For every line in the data below that contains "naturæ", copy the line.

RAW RECORDS »
◇ ◇ ◇ ◇ ◇ ◇ ◇
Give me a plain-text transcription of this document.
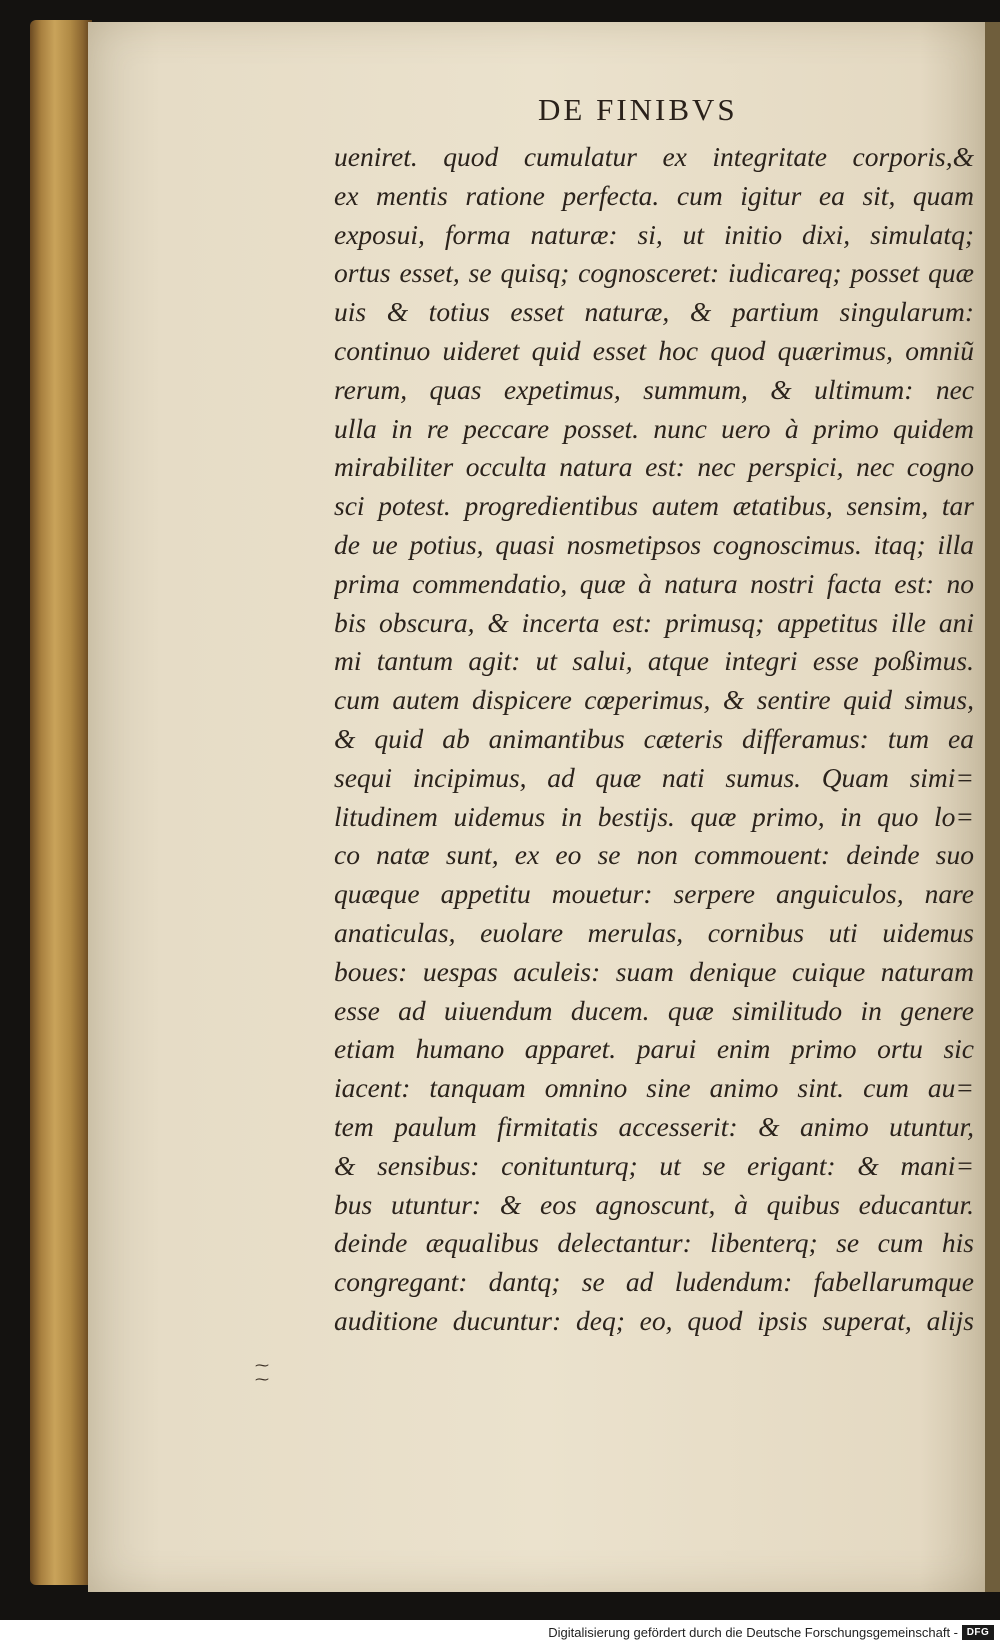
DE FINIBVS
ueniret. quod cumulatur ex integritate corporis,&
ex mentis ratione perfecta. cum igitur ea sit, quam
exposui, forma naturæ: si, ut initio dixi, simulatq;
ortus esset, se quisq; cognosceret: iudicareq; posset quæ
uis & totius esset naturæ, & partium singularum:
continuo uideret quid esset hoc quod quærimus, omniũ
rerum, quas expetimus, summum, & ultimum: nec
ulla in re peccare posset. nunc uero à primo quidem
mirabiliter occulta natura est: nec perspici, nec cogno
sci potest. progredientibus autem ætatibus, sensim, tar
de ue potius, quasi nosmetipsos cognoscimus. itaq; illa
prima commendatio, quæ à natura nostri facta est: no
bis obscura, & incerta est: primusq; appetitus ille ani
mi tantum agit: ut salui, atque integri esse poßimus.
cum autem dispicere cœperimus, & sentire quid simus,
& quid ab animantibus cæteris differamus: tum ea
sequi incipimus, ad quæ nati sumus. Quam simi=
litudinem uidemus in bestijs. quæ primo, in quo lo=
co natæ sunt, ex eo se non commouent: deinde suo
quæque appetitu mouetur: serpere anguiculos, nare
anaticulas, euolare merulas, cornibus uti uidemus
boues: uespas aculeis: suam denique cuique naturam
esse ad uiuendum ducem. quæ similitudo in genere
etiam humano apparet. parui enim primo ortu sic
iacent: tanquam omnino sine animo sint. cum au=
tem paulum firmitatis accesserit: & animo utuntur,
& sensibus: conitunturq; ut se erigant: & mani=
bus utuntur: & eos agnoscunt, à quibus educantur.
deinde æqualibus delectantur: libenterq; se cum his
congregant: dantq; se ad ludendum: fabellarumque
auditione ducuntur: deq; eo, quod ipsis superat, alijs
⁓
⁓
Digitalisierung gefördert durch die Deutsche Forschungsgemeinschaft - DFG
◇ ◇ ◇ ◇ ◇ ◇ ◇
TASK RESPONSE »
exposui, forma naturæ: si, ut initio dixi, simulatq;
uis & totius esset naturæ, & partium singularum:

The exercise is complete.